» **Description of the task**:
Output the records exactly. Include every line.

begin Available records

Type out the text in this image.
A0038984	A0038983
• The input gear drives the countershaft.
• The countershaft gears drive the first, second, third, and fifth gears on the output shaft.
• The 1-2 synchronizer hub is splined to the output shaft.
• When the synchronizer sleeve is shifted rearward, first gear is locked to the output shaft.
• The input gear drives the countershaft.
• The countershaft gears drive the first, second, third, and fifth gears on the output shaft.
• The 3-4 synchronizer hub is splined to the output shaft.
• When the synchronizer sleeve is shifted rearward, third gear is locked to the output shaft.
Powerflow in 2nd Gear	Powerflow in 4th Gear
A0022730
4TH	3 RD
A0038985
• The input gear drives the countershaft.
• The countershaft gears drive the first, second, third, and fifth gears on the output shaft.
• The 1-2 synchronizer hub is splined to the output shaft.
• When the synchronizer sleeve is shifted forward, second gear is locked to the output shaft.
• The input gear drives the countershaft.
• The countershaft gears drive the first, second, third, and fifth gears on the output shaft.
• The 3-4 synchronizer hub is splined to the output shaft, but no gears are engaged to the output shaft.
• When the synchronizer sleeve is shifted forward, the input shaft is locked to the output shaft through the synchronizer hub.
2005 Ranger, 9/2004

end Available records

» **Solved problem**:
Type out the text in this image.
A0038984	A0038983
• The input gear drives the countershaft.
• The countershaft gears drive the first, second, third, and fifth gears on the output shaft.
• The 1-2 synchronizer hub is splined to the output shaft.
• When the synchronizer sleeve is shifted rearward, first gear is locked to the output shaft.
• The input gear drives the countershaft.
• The countershaft gears drive the first, second, third, and fifth gears on the output shaft.
• The 3-4 synchronizer hub is splined to the output shaft.
• When the synchronizer sleeve is shifted rearward, third gear is locked to the output shaft.
Powerflow in 2nd Gear	Powerflow in 4th Gear
A0022730
4TH	3 RD
A0038985
• The input gear drives the countershaft.
• The countershaft gears drive the first, second, third, and fifth gears on the output shaft.
• The 1-2 synchronizer hub is splined to the output shaft.
• When the synchronizer sleeve is shifted forward, second gear is locked to the output shaft.
• The input gear drives the countershaft.
• The countershaft gears drive the first, second, third, and fifth gears on the output shaft.
• The 3-4 synchronizer hub is splined to the output shaft, but no gears are engaged to the output shaft.
• When the synchronizer sleeve is shifted forward, the input shaft is locked to the output shaft through the synchronizer hub.
2005 Ranger, 9/2004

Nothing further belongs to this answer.